### DATA SHOWN
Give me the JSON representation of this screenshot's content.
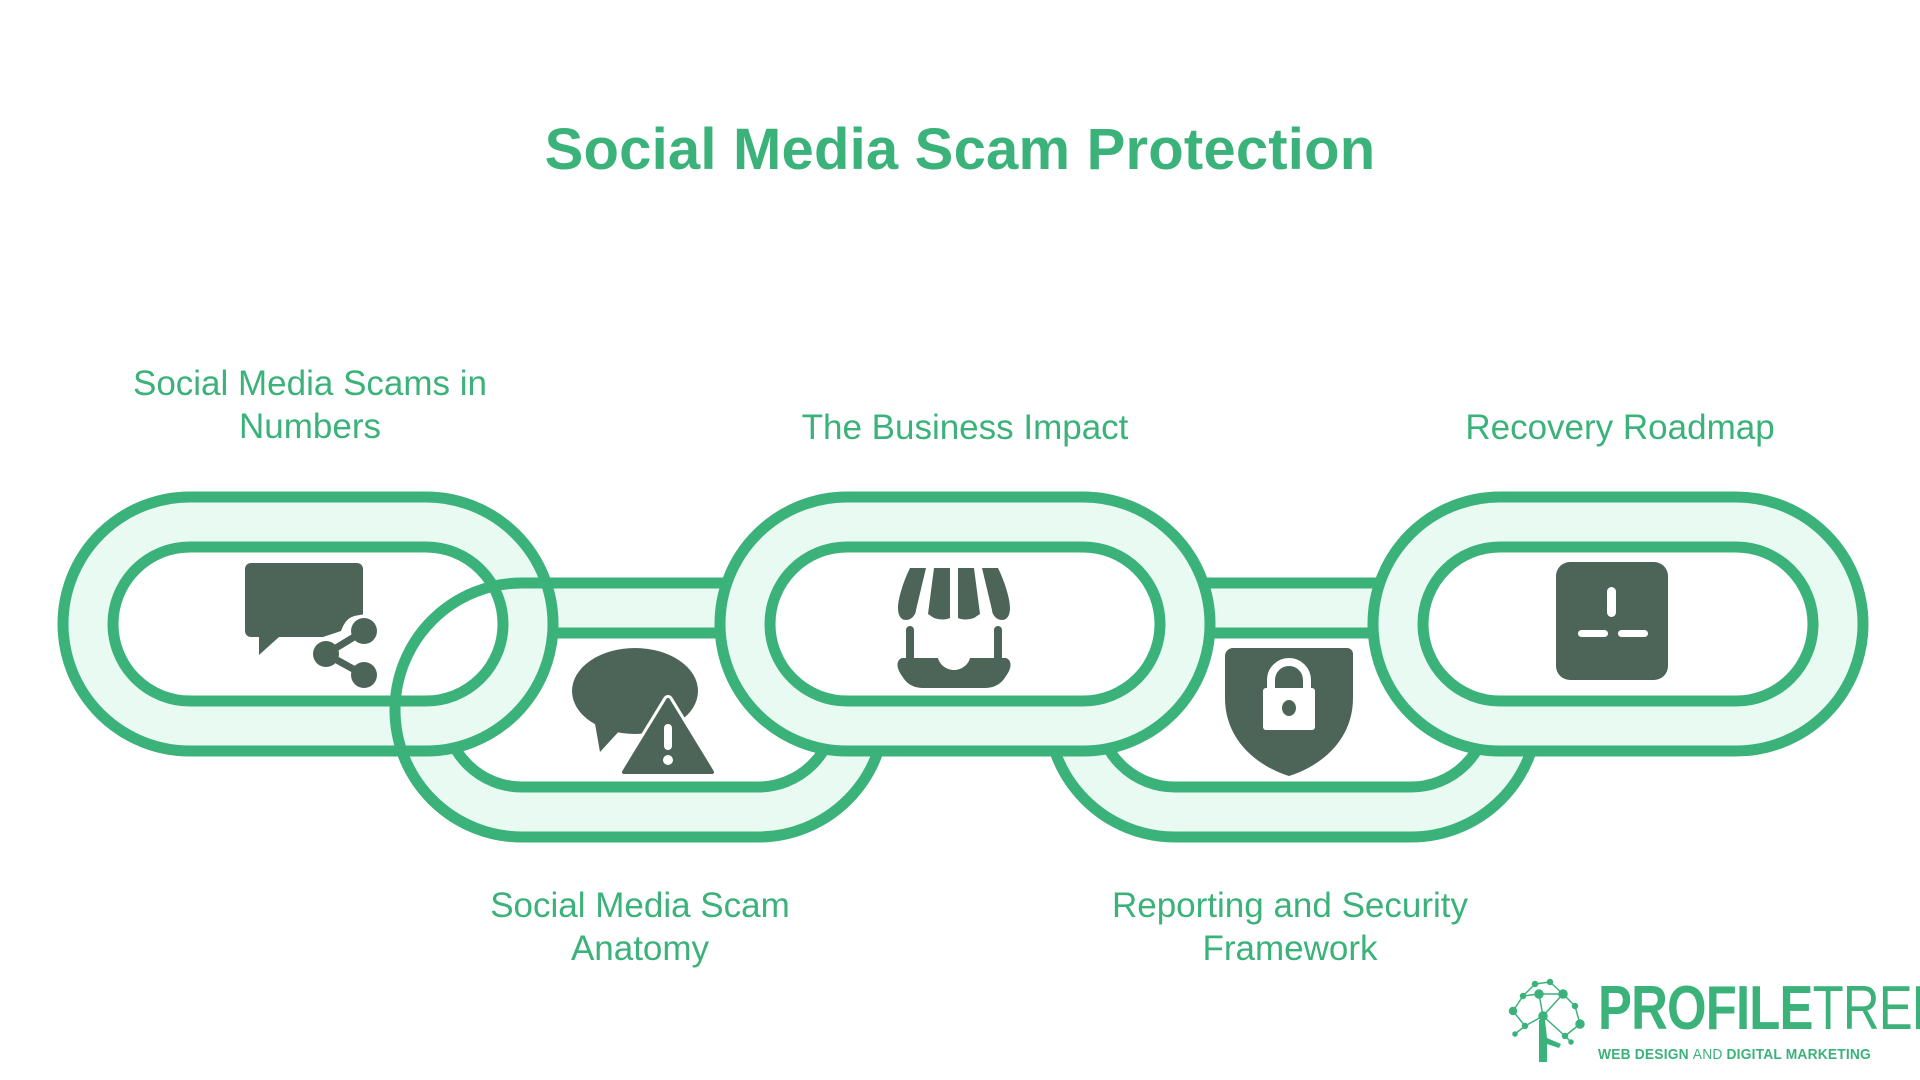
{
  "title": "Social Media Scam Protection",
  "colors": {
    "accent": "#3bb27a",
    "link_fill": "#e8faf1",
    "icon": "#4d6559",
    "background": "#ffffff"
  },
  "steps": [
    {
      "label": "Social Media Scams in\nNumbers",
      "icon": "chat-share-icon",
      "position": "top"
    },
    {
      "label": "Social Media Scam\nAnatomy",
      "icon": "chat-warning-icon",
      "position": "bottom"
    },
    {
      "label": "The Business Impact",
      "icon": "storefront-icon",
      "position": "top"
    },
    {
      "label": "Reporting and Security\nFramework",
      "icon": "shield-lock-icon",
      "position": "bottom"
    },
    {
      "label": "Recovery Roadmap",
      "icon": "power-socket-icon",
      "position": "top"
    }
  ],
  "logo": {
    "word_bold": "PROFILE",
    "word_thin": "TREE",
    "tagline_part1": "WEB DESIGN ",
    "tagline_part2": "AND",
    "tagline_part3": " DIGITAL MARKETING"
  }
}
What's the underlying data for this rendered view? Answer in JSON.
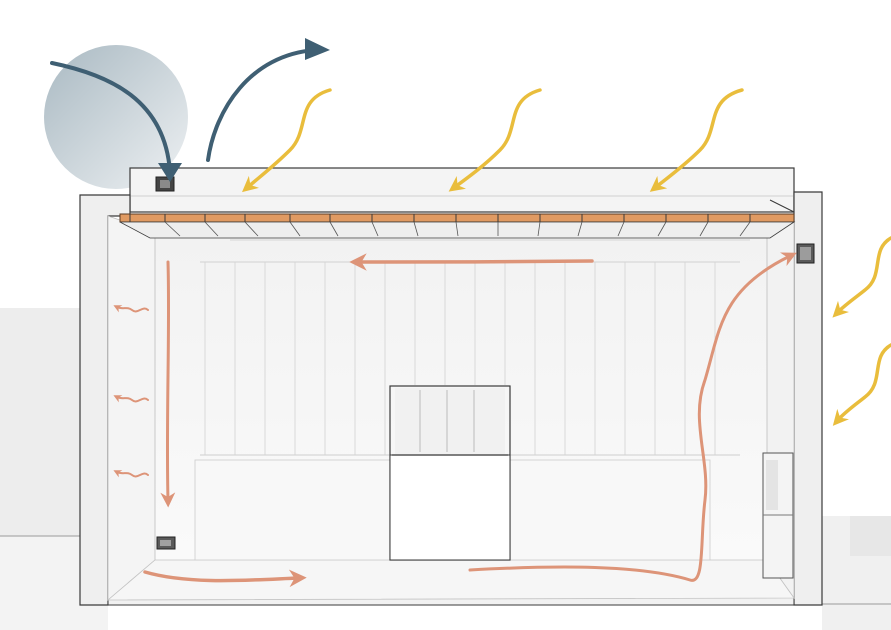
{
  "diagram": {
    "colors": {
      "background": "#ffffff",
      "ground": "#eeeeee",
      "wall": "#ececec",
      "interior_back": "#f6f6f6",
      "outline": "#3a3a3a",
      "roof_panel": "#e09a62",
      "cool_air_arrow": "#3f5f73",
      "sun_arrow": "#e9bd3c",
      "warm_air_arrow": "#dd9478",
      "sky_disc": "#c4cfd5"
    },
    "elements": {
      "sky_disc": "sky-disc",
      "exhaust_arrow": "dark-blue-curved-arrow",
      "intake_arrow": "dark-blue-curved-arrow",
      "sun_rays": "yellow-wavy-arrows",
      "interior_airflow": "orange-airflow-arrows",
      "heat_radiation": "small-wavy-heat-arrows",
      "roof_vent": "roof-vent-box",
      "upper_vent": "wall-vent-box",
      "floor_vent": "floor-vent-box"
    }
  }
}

--

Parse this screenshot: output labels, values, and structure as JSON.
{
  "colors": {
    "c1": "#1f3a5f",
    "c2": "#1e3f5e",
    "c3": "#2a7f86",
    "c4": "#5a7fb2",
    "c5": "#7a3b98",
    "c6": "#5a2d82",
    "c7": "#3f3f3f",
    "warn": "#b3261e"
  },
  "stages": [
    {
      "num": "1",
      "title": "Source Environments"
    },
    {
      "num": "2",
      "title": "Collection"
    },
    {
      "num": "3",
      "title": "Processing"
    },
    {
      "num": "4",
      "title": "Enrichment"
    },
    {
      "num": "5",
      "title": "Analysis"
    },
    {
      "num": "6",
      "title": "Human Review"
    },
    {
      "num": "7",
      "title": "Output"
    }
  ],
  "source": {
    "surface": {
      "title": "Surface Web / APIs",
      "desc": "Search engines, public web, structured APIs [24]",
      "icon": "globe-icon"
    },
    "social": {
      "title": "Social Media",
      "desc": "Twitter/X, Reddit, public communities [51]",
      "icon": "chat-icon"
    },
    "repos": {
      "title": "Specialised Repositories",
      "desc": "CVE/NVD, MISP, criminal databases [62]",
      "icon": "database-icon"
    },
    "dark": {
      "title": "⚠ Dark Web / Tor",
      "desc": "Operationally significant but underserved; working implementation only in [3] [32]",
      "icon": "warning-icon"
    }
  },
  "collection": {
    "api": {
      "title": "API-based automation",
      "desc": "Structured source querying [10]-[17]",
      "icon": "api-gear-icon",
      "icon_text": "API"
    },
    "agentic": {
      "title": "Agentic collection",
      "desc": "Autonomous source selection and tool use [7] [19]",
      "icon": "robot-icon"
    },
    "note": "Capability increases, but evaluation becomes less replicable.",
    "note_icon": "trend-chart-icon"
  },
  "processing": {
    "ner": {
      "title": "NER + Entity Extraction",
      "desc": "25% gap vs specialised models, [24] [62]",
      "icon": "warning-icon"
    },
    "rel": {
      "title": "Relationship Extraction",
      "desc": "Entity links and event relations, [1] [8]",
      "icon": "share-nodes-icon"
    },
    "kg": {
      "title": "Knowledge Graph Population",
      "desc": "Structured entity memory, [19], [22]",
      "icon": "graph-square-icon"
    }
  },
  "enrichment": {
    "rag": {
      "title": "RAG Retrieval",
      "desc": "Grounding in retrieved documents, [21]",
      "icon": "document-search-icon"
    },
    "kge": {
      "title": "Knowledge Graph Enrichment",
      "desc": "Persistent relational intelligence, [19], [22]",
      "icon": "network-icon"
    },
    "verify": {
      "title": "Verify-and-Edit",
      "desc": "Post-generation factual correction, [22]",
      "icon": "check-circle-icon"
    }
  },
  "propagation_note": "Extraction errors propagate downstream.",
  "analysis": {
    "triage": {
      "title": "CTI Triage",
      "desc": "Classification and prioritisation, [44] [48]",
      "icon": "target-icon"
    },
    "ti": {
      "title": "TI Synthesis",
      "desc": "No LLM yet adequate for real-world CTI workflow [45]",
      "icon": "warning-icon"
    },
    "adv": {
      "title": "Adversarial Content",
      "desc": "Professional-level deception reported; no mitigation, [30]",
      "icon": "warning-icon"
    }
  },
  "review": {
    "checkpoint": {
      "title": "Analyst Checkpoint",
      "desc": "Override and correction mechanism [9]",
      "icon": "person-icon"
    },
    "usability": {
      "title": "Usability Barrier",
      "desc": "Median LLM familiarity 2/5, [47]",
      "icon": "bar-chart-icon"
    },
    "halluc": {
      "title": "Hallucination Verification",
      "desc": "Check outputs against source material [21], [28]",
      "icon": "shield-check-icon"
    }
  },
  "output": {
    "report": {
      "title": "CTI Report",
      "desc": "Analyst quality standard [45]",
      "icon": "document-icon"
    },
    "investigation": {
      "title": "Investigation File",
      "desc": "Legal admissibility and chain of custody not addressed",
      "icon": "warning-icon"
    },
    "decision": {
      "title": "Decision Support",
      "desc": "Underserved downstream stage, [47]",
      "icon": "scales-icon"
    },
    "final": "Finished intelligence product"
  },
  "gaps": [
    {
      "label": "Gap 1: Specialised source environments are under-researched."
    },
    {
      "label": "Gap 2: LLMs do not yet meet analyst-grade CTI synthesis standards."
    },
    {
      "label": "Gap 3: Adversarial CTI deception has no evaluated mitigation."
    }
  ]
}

### THE PROBLEM
Look over the material above and show each line where "downstream" appears.

### FULL RESPONSE
  "propagation_note": "Extraction errors propagate downstream.",
      "desc": "Underserved downstream stage, [47]",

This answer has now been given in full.